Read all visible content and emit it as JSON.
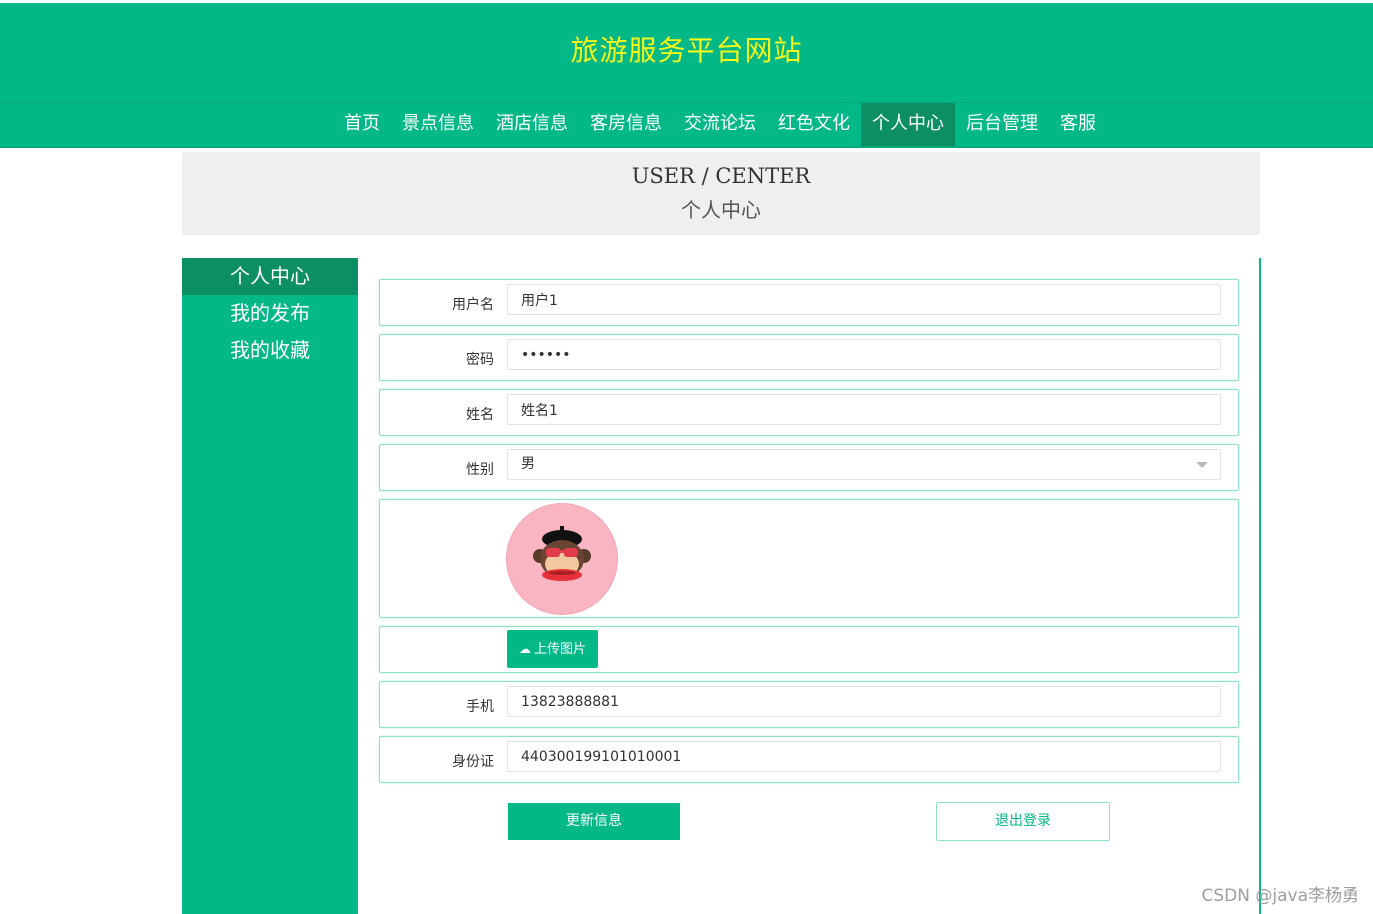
{
  "site": {
    "title": "旅游服务平台网站"
  },
  "nav": {
    "items": [
      {
        "label": "首页"
      },
      {
        "label": "景点信息"
      },
      {
        "label": "酒店信息"
      },
      {
        "label": "客房信息"
      },
      {
        "label": "交流论坛"
      },
      {
        "label": "红色文化"
      },
      {
        "label": "个人中心",
        "active": true
      },
      {
        "label": "后台管理"
      },
      {
        "label": "客服"
      }
    ]
  },
  "banner": {
    "en": "USER / CENTER",
    "zh": "个人中心"
  },
  "sidebar": {
    "items": [
      {
        "label": "个人中心",
        "active": true
      },
      {
        "label": "我的发布"
      },
      {
        "label": "我的收藏"
      }
    ]
  },
  "form": {
    "username": {
      "label": "用户名",
      "value": "用户1"
    },
    "password": {
      "label": "密码",
      "value": "••••••"
    },
    "name": {
      "label": "姓名",
      "value": "姓名1"
    },
    "gender": {
      "label": "性别",
      "value": "男"
    },
    "upload_label": "上传图片",
    "phone": {
      "label": "手机",
      "value": "13823888881"
    },
    "id_card": {
      "label": "身份证",
      "value": "440300199101010001"
    }
  },
  "buttons": {
    "update": "更新信息",
    "logout": "退出登录"
  },
  "watermark": "CSDN @java李杨勇",
  "colors": {
    "primary": "#03b887",
    "active": "#0b8f63",
    "title": "#f4f71a"
  }
}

━━━━━━━━━━

● AIM OF THE TASK: Print out every entry above without changing a word, and leave out the pictures.

● CORRECT RESULT:
Read all visible content and emit it as JSON.
{
  "site": {
    "title": "旅游服务平台网站"
  },
  "nav": {
    "items": [
      {
        "label": "首页"
      },
      {
        "label": "景点信息"
      },
      {
        "label": "酒店信息"
      },
      {
        "label": "客房信息"
      },
      {
        "label": "交流论坛"
      },
      {
        "label": "红色文化"
      },
      {
        "label": "个人中心",
        "active": true
      },
      {
        "label": "后台管理"
      },
      {
        "label": "客服"
      }
    ]
  },
  "banner": {
    "en": "USER / CENTER",
    "zh": "个人中心"
  },
  "sidebar": {
    "items": [
      {
        "label": "个人中心",
        "active": true
      },
      {
        "label": "我的发布"
      },
      {
        "label": "我的收藏"
      }
    ]
  },
  "form": {
    "username": {
      "label": "用户名",
      "value": "用户1"
    },
    "password": {
      "label": "密码",
      "value": "••••••"
    },
    "name": {
      "label": "姓名",
      "value": "姓名1"
    },
    "gender": {
      "label": "性别",
      "value": "男"
    },
    "upload_label": "上传图片",
    "phone": {
      "label": "手机",
      "value": "13823888881"
    },
    "id_card": {
      "label": "身份证",
      "value": "440300199101010001"
    }
  },
  "buttons": {
    "update": "更新信息",
    "logout": "退出登录"
  },
  "watermark": "CSDN @java李杨勇",
  "colors": {
    "primary": "#03b887",
    "active": "#0b8f63",
    "title": "#f4f71a"
  }
}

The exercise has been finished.